→ **Written problem**:
In the data below, find each line containing the string "Существует" and return it.

→ **Data records**:
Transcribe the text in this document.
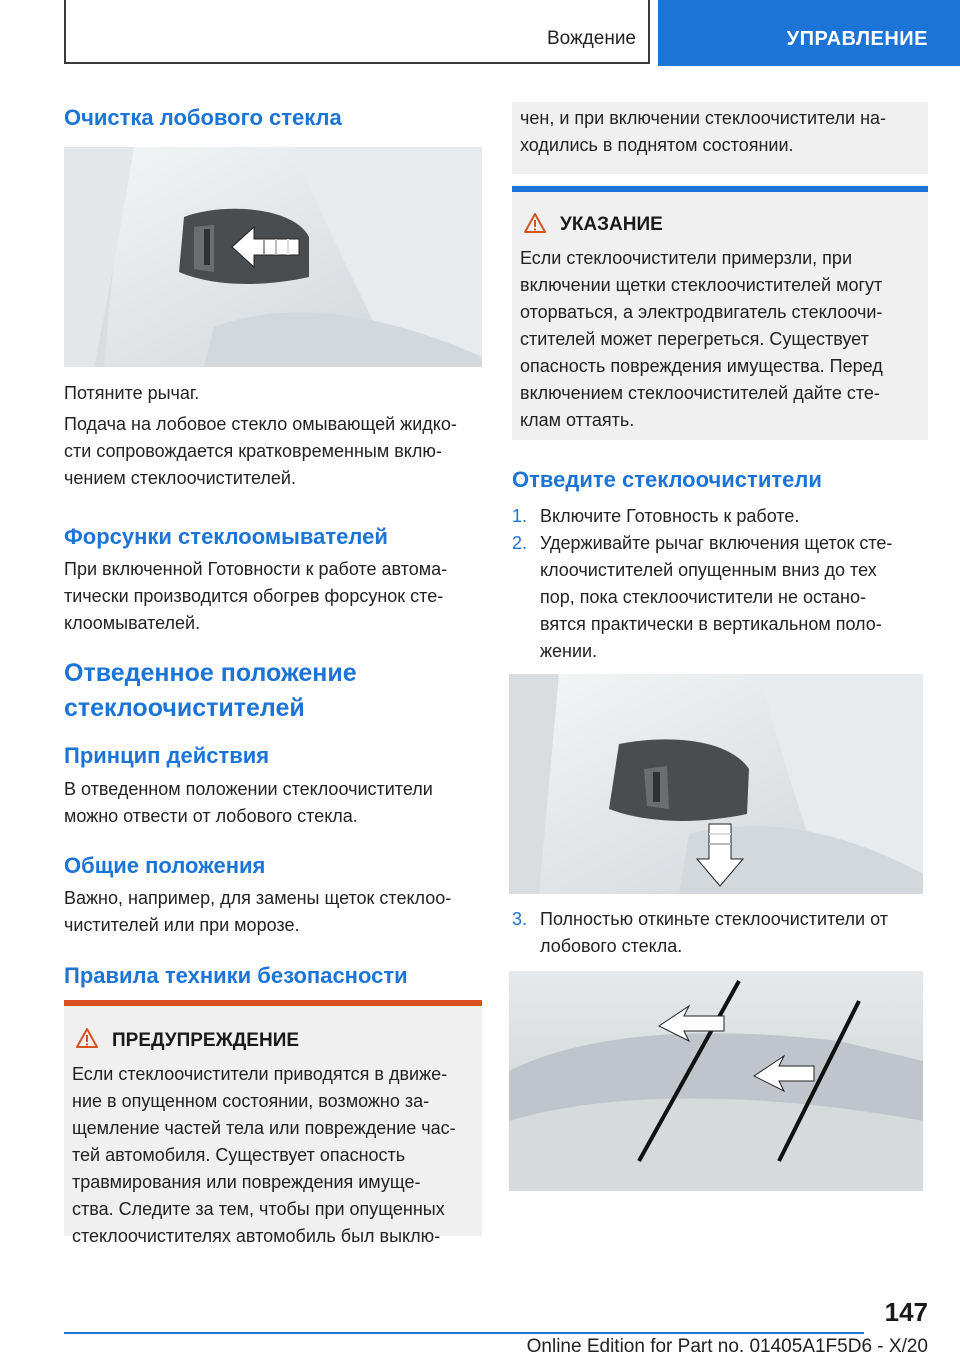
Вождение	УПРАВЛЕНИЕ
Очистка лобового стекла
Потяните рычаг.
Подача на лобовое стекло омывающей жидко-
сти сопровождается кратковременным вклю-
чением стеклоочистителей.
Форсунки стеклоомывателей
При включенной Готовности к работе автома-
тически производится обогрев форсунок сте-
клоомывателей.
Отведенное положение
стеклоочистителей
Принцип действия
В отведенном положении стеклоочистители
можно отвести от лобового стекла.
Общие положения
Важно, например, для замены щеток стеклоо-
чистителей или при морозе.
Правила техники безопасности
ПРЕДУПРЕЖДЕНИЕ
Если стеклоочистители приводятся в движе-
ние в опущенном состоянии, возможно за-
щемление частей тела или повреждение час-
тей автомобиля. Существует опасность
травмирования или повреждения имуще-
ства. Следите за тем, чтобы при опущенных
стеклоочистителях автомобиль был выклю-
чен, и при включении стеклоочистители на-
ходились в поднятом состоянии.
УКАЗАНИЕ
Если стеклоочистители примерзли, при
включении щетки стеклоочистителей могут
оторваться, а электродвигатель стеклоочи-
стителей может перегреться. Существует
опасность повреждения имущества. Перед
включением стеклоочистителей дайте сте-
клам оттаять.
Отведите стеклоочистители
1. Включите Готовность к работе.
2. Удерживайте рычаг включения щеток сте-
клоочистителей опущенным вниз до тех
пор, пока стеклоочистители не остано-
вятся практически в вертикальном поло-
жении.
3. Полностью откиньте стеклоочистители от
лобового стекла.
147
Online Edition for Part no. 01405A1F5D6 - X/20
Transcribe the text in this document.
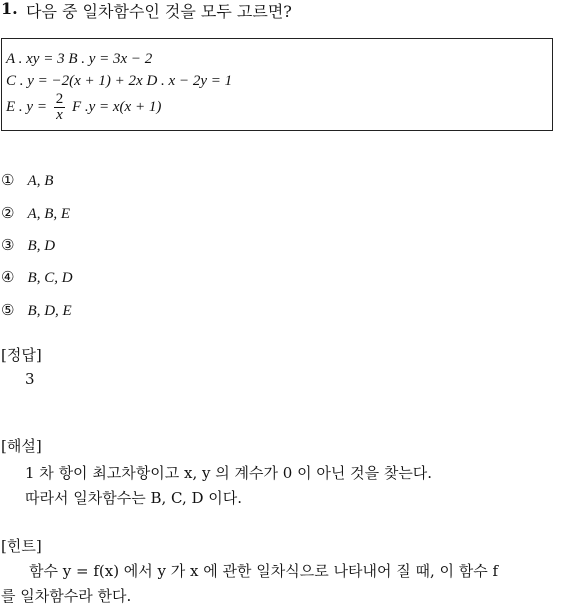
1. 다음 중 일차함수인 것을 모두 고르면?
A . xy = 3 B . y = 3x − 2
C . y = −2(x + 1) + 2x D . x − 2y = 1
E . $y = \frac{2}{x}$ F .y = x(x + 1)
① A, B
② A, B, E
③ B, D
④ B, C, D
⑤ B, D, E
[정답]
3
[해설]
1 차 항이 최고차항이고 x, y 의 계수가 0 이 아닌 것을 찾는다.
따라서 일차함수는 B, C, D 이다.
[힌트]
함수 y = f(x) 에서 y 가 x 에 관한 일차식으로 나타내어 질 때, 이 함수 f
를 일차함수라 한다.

→ **Complete response**:
тей автомобиля. Существует опасность
стителей может перегреться. Существует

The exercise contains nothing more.